** start of Entries shown **
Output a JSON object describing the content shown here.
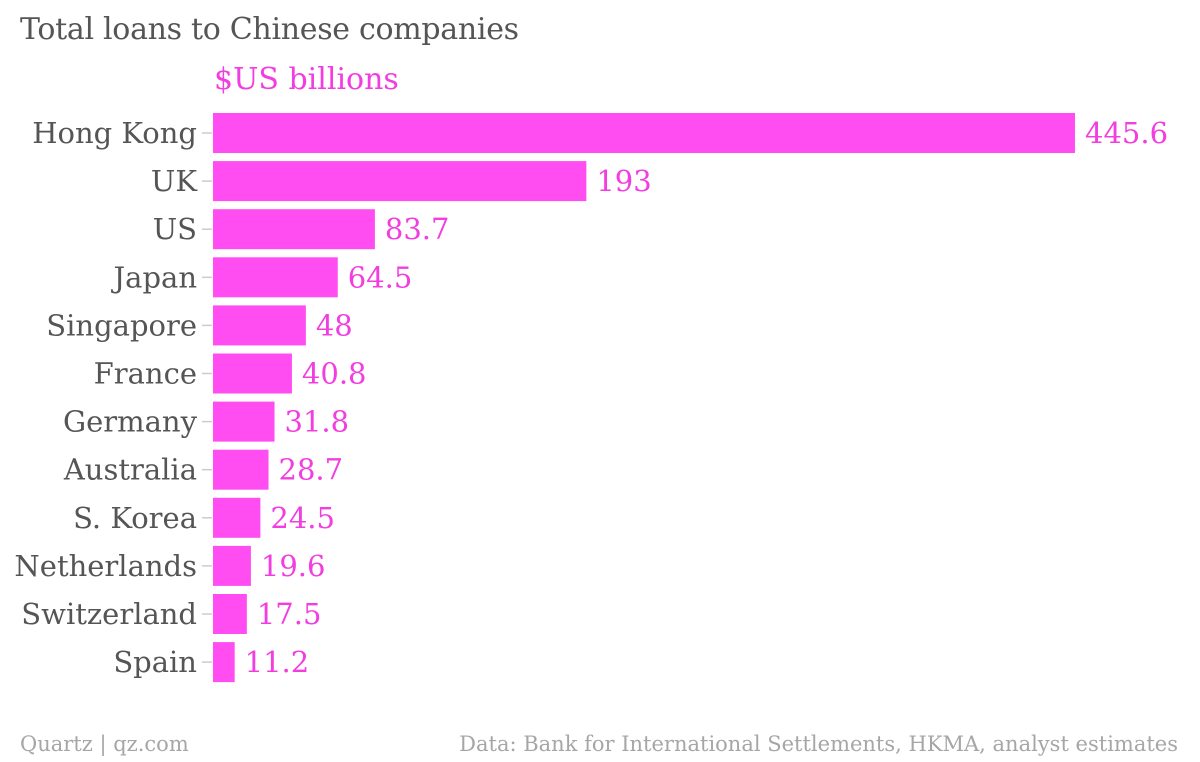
{
  "colors": {
    "bar": "#ff4df2",
    "value_label": "#f23de0",
    "category_label": "#555555",
    "title": "#555555",
    "footer": "#a6a6a6",
    "tick": "#cccccc"
  },
  "chart_data": {
    "type": "bar",
    "orientation": "horizontal",
    "title": "Total loans to Chinese companies",
    "subtitle": "$US billions",
    "categories": [
      "Hong Kong",
      "UK",
      "US",
      "Japan",
      "Singapore",
      "France",
      "Germany",
      "Australia",
      "S. Korea",
      "Netherlands",
      "Switzerland",
      "Spain"
    ],
    "values": [
      445.6,
      193,
      83.7,
      64.5,
      48,
      40.8,
      31.8,
      28.7,
      24.5,
      19.6,
      17.5,
      11.2
    ],
    "value_labels": [
      "445.6",
      "193",
      "83.7",
      "64.5",
      "48",
      "40.8",
      "31.8",
      "28.7",
      "24.5",
      "19.6",
      "17.5",
      "11.2"
    ],
    "xlim": [
      0,
      445.6
    ],
    "grid": false,
    "legend": "none"
  },
  "footer": {
    "source_brand": "Quartz | qz.com",
    "data_source": "Data: Bank for International Settlements, HKMA, analyst estimates"
  }
}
** end of Entries shown **
▸ Goal
Every record is to be reproduced exactly, with no pictures included.

▸ Exercise result
Output a JSON object describing the content shown here.
{
  "colors": {
    "bar": "#ff4df2",
    "value_label": "#f23de0",
    "category_label": "#555555",
    "title": "#555555",
    "footer": "#a6a6a6",
    "tick": "#cccccc"
  },
  "chart_data": {
    "type": "bar",
    "orientation": "horizontal",
    "title": "Total loans to Chinese companies",
    "subtitle": "$US billions",
    "categories": [
      "Hong Kong",
      "UK",
      "US",
      "Japan",
      "Singapore",
      "France",
      "Germany",
      "Australia",
      "S. Korea",
      "Netherlands",
      "Switzerland",
      "Spain"
    ],
    "values": [
      445.6,
      193,
      83.7,
      64.5,
      48,
      40.8,
      31.8,
      28.7,
      24.5,
      19.6,
      17.5,
      11.2
    ],
    "value_labels": [
      "445.6",
      "193",
      "83.7",
      "64.5",
      "48",
      "40.8",
      "31.8",
      "28.7",
      "24.5",
      "19.6",
      "17.5",
      "11.2"
    ],
    "xlim": [
      0,
      445.6
    ],
    "grid": false,
    "legend": "none"
  },
  "footer": {
    "source_brand": "Quartz | qz.com",
    "data_source": "Data: Bank for International Settlements, HKMA, analyst estimates"
  }
}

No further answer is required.